(GOAL)
In the data that follows, count every line holding the string "roues" and give the count alone.

# # #

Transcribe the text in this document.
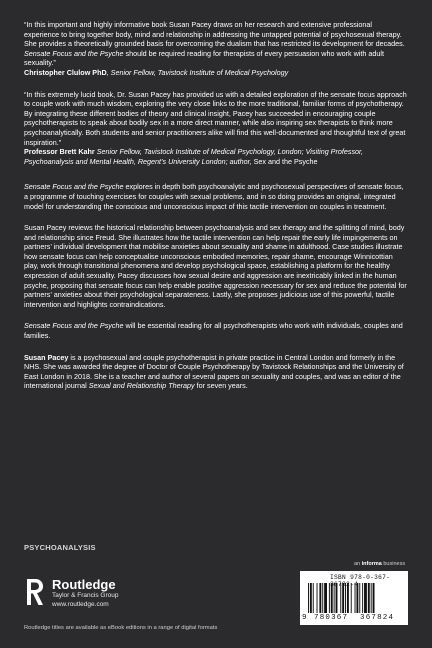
“In this important and highly informative book Susan Pacey draws on her research and extensive professional experience to bring together body, mind and relationship in addressing the untapped potential of psychosexual therapy. She provides a theoretically grounded basis for overcoming the dualism that has restricted its development for decades. Sensate Focus and the Psyche should be required reading for therapists of every persuasion who work with adult sexuality.”

Christopher Clulow PhD, Senior Fellow, Tavistock Institute of Medical Psychology

“In this extremely lucid book, Dr. Susan Pacey has provided us with a detailed exploration of the sensate focus approach to couple work with much wisdom, exploring the very close links to the more traditional, familiar forms of psychotherapy. By integrating these different bodies of theory and clinical insight, Pacey has succeeded in encouraging couple psychotherapists to speak about bodily sex in a more direct manner, while also inspiring sex therapists to think more psychoanalytically. Both students and senior practitioners alike will find this well-documented and thoughtful text of great inspiration.”

Professor Brett Kahr Senior Fellow, Tavistock Institute of Medical Psychology, London; Visiting Professor, Psychoanalysis and Mental Health, Regent’s University London; author, Sex and the Psyche

Sensate Focus and the Psyche explores in depth both psychoanalytic and psychosexual perspectives of sensate focus, a programme of touching exercises for couples with sexual problems, and in so doing provides an original, integrated model for understanding the conscious and unconscious impact of this tactile intervention on couples in treatment.

Susan Pacey reviews the historical relationship between psychoanalysis and sex therapy and the splitting of mind, body and relationship since Freud. She illustrates how the tactile intervention can help repair the early life impingements on partners’ individual development that mobilise anxieties about sexuality and shame in adulthood. Case studies illustrate how sensate focus can help conceptualise unconscious embodied memories, repair shame, encourage Winnicottian play, work through transitional phenomena and develop psychological space, establishing a platform for the healthy expression of adult sexuality. Pacey discusses how sexual desire and aggression are inextricably linked in the human psyche, proposing that sensate focus can help enable positive aggression necessary for sex and reduce the potential for partners’ anxieties about their psychological separateness. Lastly, she proposes judicious use of this powerful, tactile intervention and highlights contraindications.

Sensate Focus and the Psyche will be essential reading for all psychotherapists who work with individuals, couples and families.

Susan Pacey is a psychosexual and couple psychotherapist in private practice in Central London and formerly in the NHS. She was awarded the degree of Doctor of Couple Psychotherapy by Tavistock Relationships and the University of East London in 2018. She is a teacher and author of several papers on sexuality and couples, and was an editor of the international journal Sexual and Relationship Therapy for seven years.

PSYCHOANALYSIS
an informa business
Routledge
Taylor & Francis Group
www.routledge.com
ISBN 978-0-367- 782-4
9 780367 367824
Routledge titles are available as eBook editions in a range of digital formats
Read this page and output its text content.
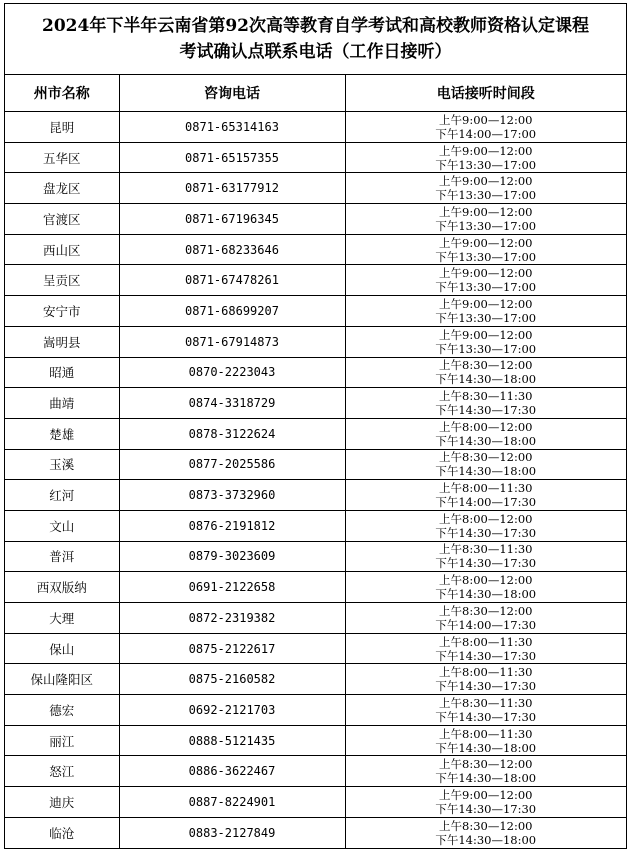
2024年下半年云南省第92次高等教育自学考试和高校教师资格认定课程
考试确认点联系电话（工作日接听）
州市名称	咨询电话	电话接听时间段
昆明	0871-65314163	上午9:00—12:00
下午14:00—17:00

五华区	0871-65157355	上午9:00—12:00
下午13:30—17:00

盘龙区	0871-63177912	上午9:00—12:00
下午13:30—17:00

官渡区	0871-67196345	上午9:00—12:00
下午13:30—17:00

西山区	0871-68233646	上午9:00—12:00
下午13:30—17:00

呈贡区	0871-67478261	上午9:00—12:00
下午13:30—17:00

安宁市	0871-68699207	上午9:00—12:00
下午13:30—17:00

嵩明县	0871-67914873	上午9:00—12:00
下午13:30—17:00

昭通	0870-2223043	上午8:30—12:00
下午14:30—18:00

曲靖	0874-3318729	上午8:30—11:30
下午14:30—17:30

楚雄	0878-3122624	上午8:00—12:00
下午14:30—18:00

玉溪	0877-2025586	上午8:30—12:00
下午14:30—18:00

红河	0873-3732960	上午8:00—11:30
下午14:00—17:30

文山	0876-2191812	上午8:00—12:00
下午14:30—17:30

普洱	0879-3023609	上午8:30—11:30
下午14:30—17:30

西双版纳	0691-2122658	上午8:00—12:00
下午14:30—18:00

大理	0872-2319382	上午8:30—12:00
下午14:00—17:30

保山	0875-2122617	上午8:00—11:30
下午14:30—17:30

保山隆阳区	0875-2160582	上午8:00—11:30
下午14:30—17:30

德宏	0692-2121703	上午8:30—11:30
下午14:30—17:30

丽江	0888-5121435	上午8:00—11:30
下午14:30—18:00

怒江	0886-3622467	上午8:30—12:00
下午14:30—18:00

迪庆	0887-8224901	上午9:00—12:00
下午14:30—17:30

临沧	0883-2127849	上午8:30—12:00
下午14:30—18:00
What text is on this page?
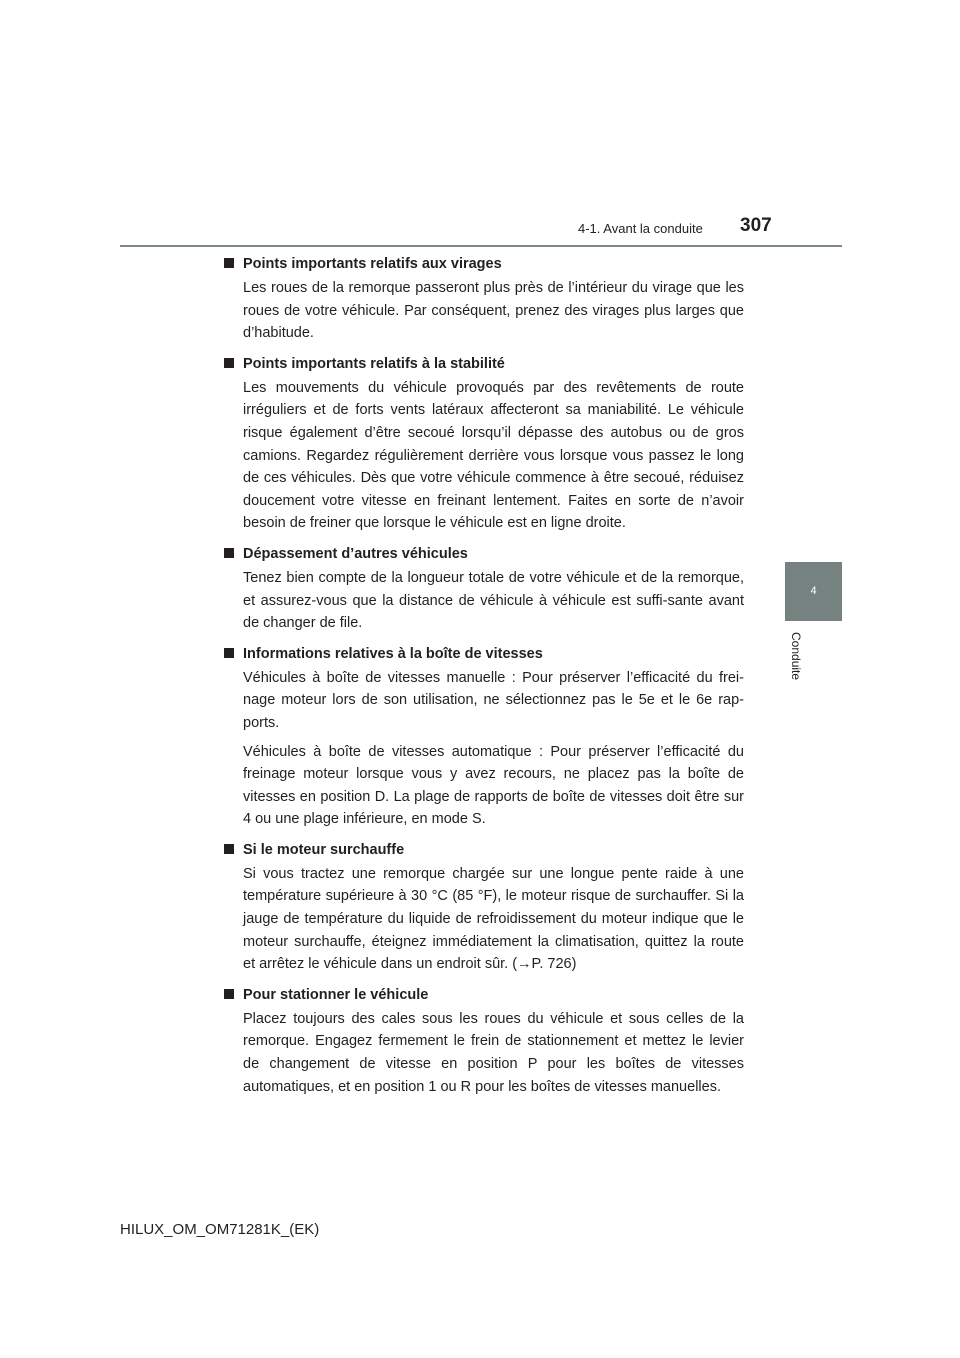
4-1. Avant la conduite 307
4
Conduite
Points importants relatifs aux virages

Les roues de la remorque passeront plus près de l’intérieur du virage que les roues de votre véhicule. Par conséquent, prenez des virages plus larges que d’habitude.

Points importants relatifs à la stabilité

Les mouvements du véhicule provoqués par des revêtements de route irréguliers et de forts vents latéraux affecteront sa maniabilité. Le véhicule risque également d’être secoué lorsqu’il dépasse des autobus ou de gros camions. Regardez régulièrement derrière vous lorsque vous passez le long de ces véhicules. Dès que votre véhicule commence à être secoué, réduisez doucement votre vitesse en freinant lentement. Faites en sorte de n’avoir besoin de freiner que lorsque le véhicule est en ligne droite.

Dépassement d’autres véhicules

Tenez bien compte de la longueur totale de votre véhicule et de la remorque, et assurez-vous que la distance de véhicule à véhicule est suffi-sante avant de changer de file.

Informations relatives à la boîte de vitesses

Véhicules à boîte de vitesses manuelle : Pour préserver l’efficacité du frei-nage moteur lors de son utilisation, ne sélectionnez pas le 5e et le 6e rap-ports.

Véhicules à boîte de vitesses automatique : Pour préserver l’efficacité du freinage moteur lorsque vous y avez recours, ne placez pas la boîte de vitesses en position D. La plage de rapports de boîte de vitesses doit être sur 4 ou une plage inférieure, en mode S.

Si le moteur surchauffe

Si vous tractez une remorque chargée sur une longue pente raide à une température supérieure à 30 °C (85 °F), le moteur risque de surchauffer. Si la jauge de température du liquide de refroidissement du moteur indique que le moteur surchauffe, éteignez immédiatement la climatisation, quittez la route et arrêtez le véhicule dans un endroit sûr. (→P. 726)

Pour stationner le véhicule

Placez toujours des cales sous les roues du véhicule et sous celles de la remorque. Engagez fermement le frein de stationnement et mettez le levier de changement de vitesse en position P pour les boîtes de vitesses automatiques, et en position 1 ou R pour les boîtes de vitesses manuelles.

HILUX_OM_OM71281K_(EK)
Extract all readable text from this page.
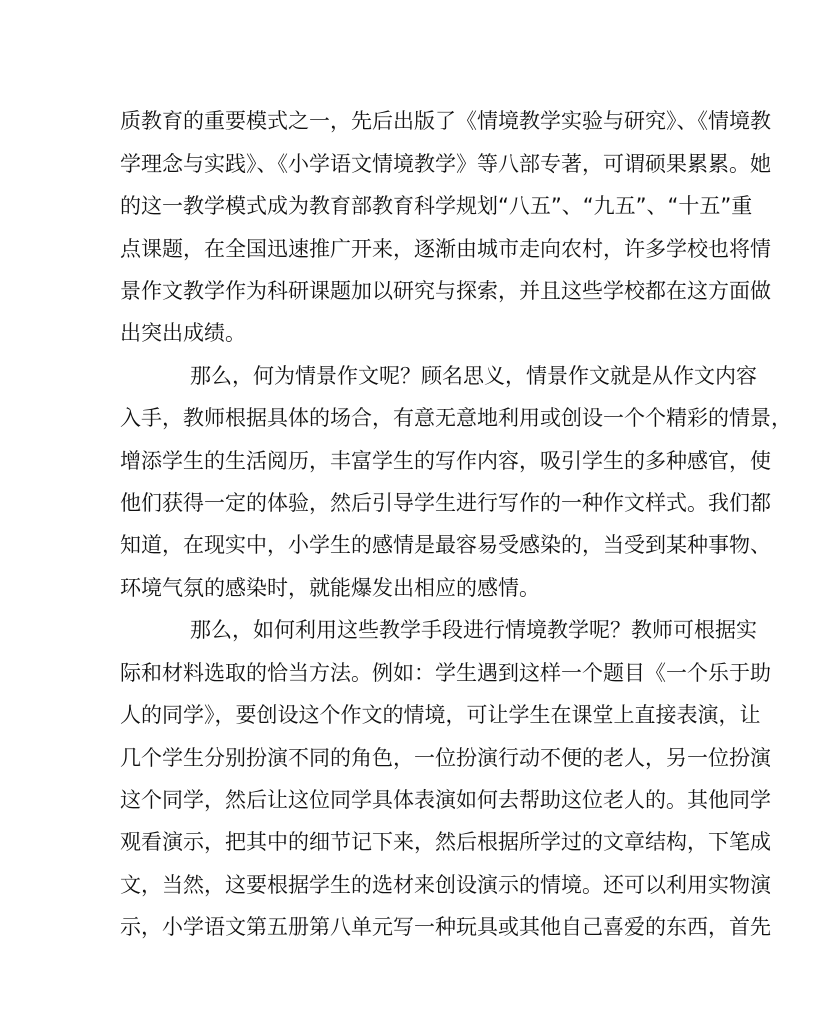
质教育的重要模式之一，先后出版了《情境教学实验与研究》、《情境教
学理念与实践》、《小学语文情境教学》等八部专著，可谓硕果累累。她
的这一教学模式成为教育部教育科学规划“八五”、“九五”、“十五”重
点课题，在全国迅速推广开来，逐渐由城市走向农村，许多学校也将情
景作文教学作为科研课题加以研究与探索，并且这些学校都在这方面做
出突出成绩。
那么，何为情景作文呢？顾名思义，情景作文就是从作文内容
入手，教师根据具体的场合，有意无意地利用或创设一个个精彩的情景，
增添学生的生活阅历，丰富学生的写作内容，吸引学生的多种感官，使
他们获得一定的体验，然后引导学生进行写作的一种作文样式。我们都
知道，在现实中，小学生的感情是最容易受感染的，当受到某种事物、
环境气氛的感染时，就能爆发出相应的感情。
那么，如何利用这些教学手段进行情境教学呢？教师可根据实
际和材料选取的恰当方法。例如：学生遇到这样一个题目《一个乐于助
人的同学》，要创设这个作文的情境，可让学生在课堂上直接表演，让
几个学生分别扮演不同的角色，一位扮演行动不便的老人，另一位扮演
这个同学，然后让这位同学具体表演如何去帮助这位老人的。其他同学
观看演示，把其中的细节记下来，然后根据所学过的文章结构，下笔成
文，当然，这要根据学生的选材来创设演示的情境。还可以利用实物演
示，小学语文第五册第八单元写一种玩具或其他自己喜爱的东西，首先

# # #

(ANSWER TO THE EXERCISE)
2